Some records:
— begin —

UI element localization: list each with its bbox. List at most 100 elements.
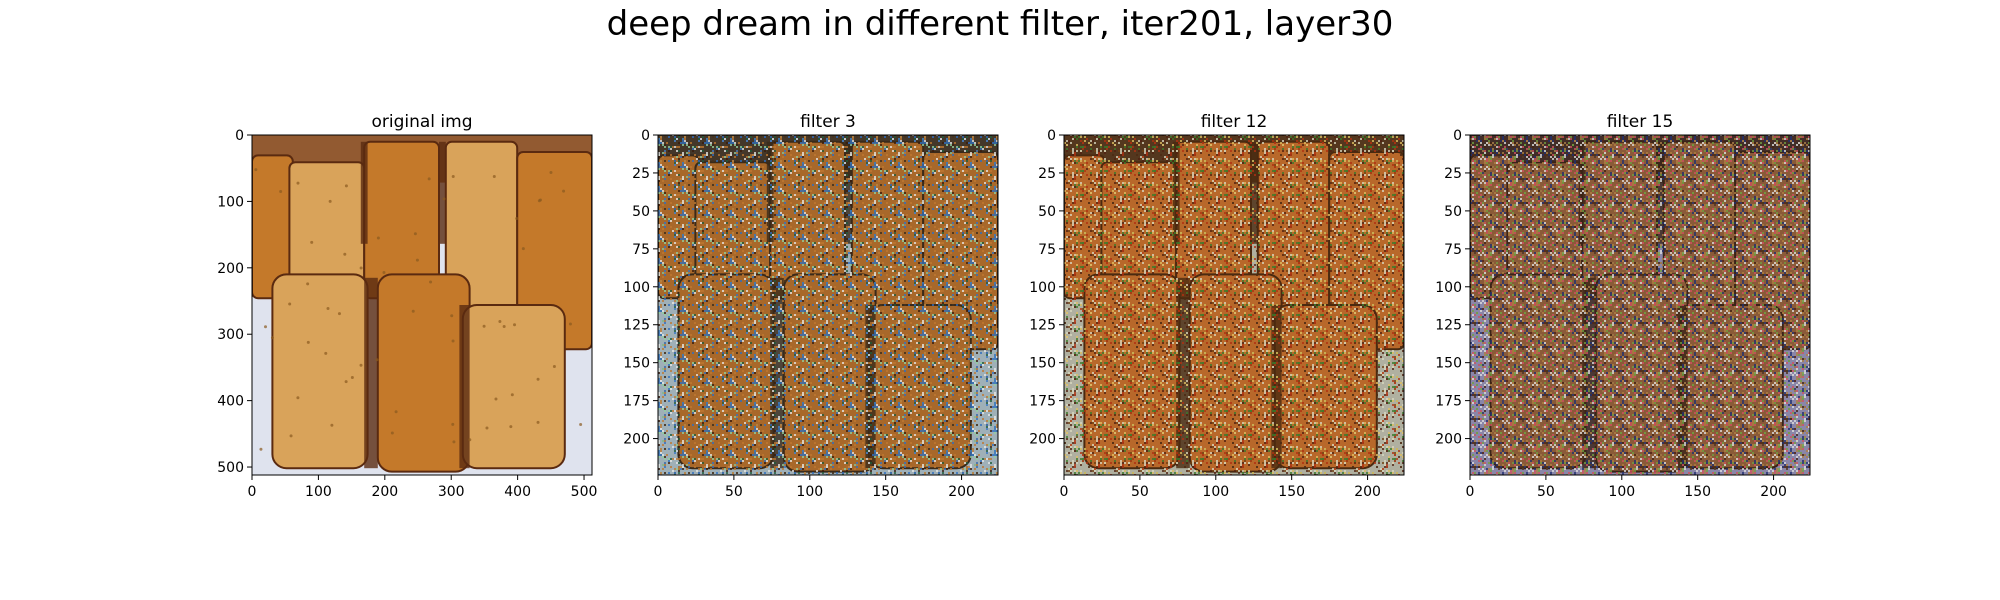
bread-slice [272, 274, 367, 468]
y-tick-label: 150 [1029, 356, 1056, 372]
speck [259, 448, 262, 451]
speck [306, 282, 309, 285]
y-tick-label: 50 [1038, 204, 1056, 220]
x-tick-label: 200 [1760, 484, 1787, 500]
x-tick-label: 0 [248, 484, 257, 500]
x-tick-label: 150 [1684, 484, 1711, 500]
speck [549, 171, 552, 174]
speck [450, 314, 453, 317]
subplot-title: filter 3 [800, 112, 856, 132]
speck [264, 325, 267, 328]
dream-texture [1064, 135, 1404, 475]
speck [483, 325, 486, 328]
speck [537, 421, 540, 424]
slice-gap [439, 142, 446, 244]
y-tick-label: 25 [632, 166, 650, 182]
bread-slice [378, 274, 470, 471]
speck [326, 307, 329, 310]
subplot-3: filter 120 50 100 150 2000255075100125150175… [1029, 112, 1404, 500]
speck [494, 397, 497, 400]
speck [412, 310, 415, 313]
speck [451, 423, 454, 426]
speck [503, 325, 506, 328]
speck [254, 168, 257, 171]
x-tick-label: 150 [872, 484, 899, 500]
y-tick-label: 200 [623, 432, 650, 448]
subplot-4: filter 15 0 50 100 150 200 0 25 50 75 100 125 150 175… [1435, 112, 1810, 500]
speck [553, 365, 556, 368]
speck [360, 364, 363, 367]
y-tick-label: 200 [217, 261, 244, 277]
speck [338, 312, 341, 315]
subplot-image [252, 135, 592, 475]
speck [343, 253, 346, 256]
speck [493, 175, 496, 178]
speck [351, 376, 354, 379]
x-tick-label: 200 [948, 484, 975, 500]
y-tick-label: 75 [632, 242, 650, 258]
subplot-image [1470, 135, 1810, 475]
x-tick-label: 300 [438, 484, 465, 500]
speck [468, 438, 471, 441]
speck [330, 424, 333, 427]
x-tick-label: 100 [305, 484, 332, 500]
y-tick-label: 0 [235, 128, 244, 144]
y-tick-label: 25 [1038, 166, 1056, 182]
y-tick-label: 150 [1435, 356, 1462, 372]
x-tick-label: 100 [1608, 484, 1635, 500]
slice-gap [364, 278, 378, 468]
y-tick-label: 25 [1444, 166, 1462, 182]
speck [324, 352, 327, 355]
x-tick-label: 50 [1537, 484, 1555, 500]
dream-texture [658, 135, 998, 475]
subplot-2: filter 3 0 50 100 150 200 0 25 50 75 100 125 150 175 2… [623, 112, 998, 500]
speck [395, 410, 398, 413]
speck [452, 440, 455, 443]
subplot-image [658, 135, 998, 475]
y-tick-label: 200 [1435, 432, 1462, 448]
speck [485, 427, 488, 430]
x-tick-label: 0 [1060, 484, 1069, 500]
subplot-title: original img [371, 112, 472, 132]
speck [310, 241, 313, 244]
y-tick-label: 200 [1029, 432, 1056, 448]
speck [307, 341, 310, 344]
speck [296, 182, 299, 185]
y-tick-label: 100 [1435, 280, 1462, 296]
speck [290, 434, 293, 437]
y-tick-label: 75 [1444, 242, 1462, 258]
x-tick-label: 100 [796, 484, 823, 500]
speck [391, 432, 394, 435]
speck [537, 378, 540, 381]
y-tick-label: 0 [1047, 128, 1056, 144]
speck [522, 247, 525, 250]
x-tick-label: 200 [371, 484, 398, 500]
y-tick-label: 175 [1029, 394, 1056, 410]
x-tick-label: 200 [1354, 484, 1381, 500]
speck [513, 323, 516, 326]
speck [562, 190, 565, 193]
speck [279, 190, 282, 193]
speck [443, 197, 446, 200]
x-tick-label: 100 [1202, 484, 1229, 500]
y-tick-label: 175 [1435, 394, 1462, 410]
y-tick-label: 75 [1038, 242, 1056, 258]
bread-slice [463, 305, 565, 468]
subplot-image [1064, 135, 1404, 475]
speck [345, 184, 348, 187]
speck [288, 303, 291, 306]
speck [452, 175, 455, 178]
x-tick-label: 0 [654, 484, 663, 500]
y-tick-label: 300 [217, 327, 244, 343]
speck [377, 237, 380, 240]
speck [345, 380, 348, 383]
speck [382, 271, 385, 274]
y-tick-label: 50 [1444, 204, 1462, 220]
speck [360, 267, 363, 270]
speck [511, 393, 514, 396]
y-tick-label: 100 [623, 280, 650, 296]
x-tick-label: 0 [1466, 484, 1475, 500]
x-tick-label: 150 [1278, 484, 1305, 500]
y-tick-label: 500 [217, 460, 244, 476]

— end —

**Your task:** Return every one of the lines above word for word, omitting the pictures.

**Reply to the exercise:**
UI element localization: list each with its bbox. List at most 100 elements.
bread-slice [272, 274, 367, 468]
y-tick-label: 150 [1029, 356, 1056, 372]
speck [259, 448, 262, 451]
speck [306, 282, 309, 285]
y-tick-label: 50 [1038, 204, 1056, 220]
x-tick-label: 200 [1760, 484, 1787, 500]
x-tick-label: 0 [248, 484, 257, 500]
x-tick-label: 150 [1684, 484, 1711, 500]
speck [549, 171, 552, 174]
speck [450, 314, 453, 317]
subplot-title: filter 3 [800, 112, 856, 132]
speck [264, 325, 267, 328]
dream-texture [1064, 135, 1404, 475]
speck [483, 325, 486, 328]
speck [537, 421, 540, 424]
slice-gap [439, 142, 446, 244]
y-tick-label: 25 [632, 166, 650, 182]
bread-slice [378, 274, 470, 471]
speck [326, 307, 329, 310]
subplot-3: filter 120 50 100 150 2000255075100125150175… [1029, 112, 1404, 500]
speck [494, 397, 497, 400]
speck [412, 310, 415, 313]
speck [451, 423, 454, 426]
speck [503, 325, 506, 328]
speck [254, 168, 257, 171]
x-tick-label: 150 [872, 484, 899, 500]
y-tick-label: 200 [623, 432, 650, 448]
subplot-4: filter 15 0 50 100 150 200 0 25 50 75 100 125 150 175… [1435, 112, 1810, 500]
speck [553, 365, 556, 368]
speck [360, 364, 363, 367]
y-tick-label: 200 [217, 261, 244, 277]
speck [338, 312, 341, 315]
subplot-image [252, 135, 592, 475]
speck [343, 253, 346, 256]
speck [493, 175, 496, 178]
speck [351, 376, 354, 379]
x-tick-label: 200 [948, 484, 975, 500]
y-tick-label: 75 [632, 242, 650, 258]
subplot-image [1470, 135, 1810, 475]
x-tick-label: 300 [438, 484, 465, 500]
speck [468, 438, 471, 441]
speck [330, 424, 333, 427]
x-tick-label: 100 [305, 484, 332, 500]
y-tick-label: 0 [235, 128, 244, 144]
y-tick-label: 25 [1038, 166, 1056, 182]
y-tick-label: 150 [1435, 356, 1462, 372]
x-tick-label: 100 [1608, 484, 1635, 500]
slice-gap [364, 278, 378, 468]
y-tick-label: 25 [1444, 166, 1462, 182]
speck [324, 352, 327, 355]
x-tick-label: 50 [1537, 484, 1555, 500]
dream-texture [658, 135, 998, 475]
subplot-2: filter 3 0 50 100 150 200 0 25 50 75 100 125 150 175 2… [623, 112, 998, 500]
speck [395, 410, 398, 413]
speck [452, 440, 455, 443]
subplot-image [658, 135, 998, 475]
y-tick-label: 200 [1435, 432, 1462, 448]
speck [485, 427, 488, 430]
x-tick-label: 0 [1060, 484, 1069, 500]
subplot-title: original img [371, 112, 472, 132]
speck [310, 241, 313, 244]
y-tick-label: 200 [1029, 432, 1056, 448]
speck [307, 341, 310, 344]
speck [296, 182, 299, 185]
y-tick-label: 100 [1435, 280, 1462, 296]
speck [290, 434, 293, 437]
y-tick-label: 75 [1444, 242, 1462, 258]
x-tick-label: 100 [796, 484, 823, 500]
speck [391, 432, 394, 435]
speck [537, 378, 540, 381]
y-tick-label: 0 [1047, 128, 1056, 144]
speck [522, 247, 525, 250]
x-tick-label: 200 [371, 484, 398, 500]
y-tick-label: 175 [1029, 394, 1056, 410]
x-tick-label: 200 [1354, 484, 1381, 500]
speck [513, 323, 516, 326]
speck [562, 190, 565, 193]
speck [279, 190, 282, 193]
speck [443, 197, 446, 200]
x-tick-label: 100 [1202, 484, 1229, 500]
y-tick-label: 175 [1435, 394, 1462, 410]
y-tick-label: 75 [1038, 242, 1056, 258]
bread-slice [463, 305, 565, 468]
subplot-image [1064, 135, 1404, 475]
speck [345, 184, 348, 187]
speck [288, 303, 291, 306]
speck [452, 175, 455, 178]
x-tick-label: 0 [654, 484, 663, 500]
y-tick-label: 300 [217, 327, 244, 343]
speck [377, 237, 380, 240]
speck [345, 380, 348, 383]
speck [382, 271, 385, 274]
y-tick-label: 50 [1444, 204, 1462, 220]
speck [360, 267, 363, 270]
speck [511, 393, 514, 396]
y-tick-label: 100 [623, 280, 650, 296]
x-tick-label: 0 [1466, 484, 1475, 500]
x-tick-label: 150 [1278, 484, 1305, 500]
y-tick-label: 500 [217, 460, 244, 476]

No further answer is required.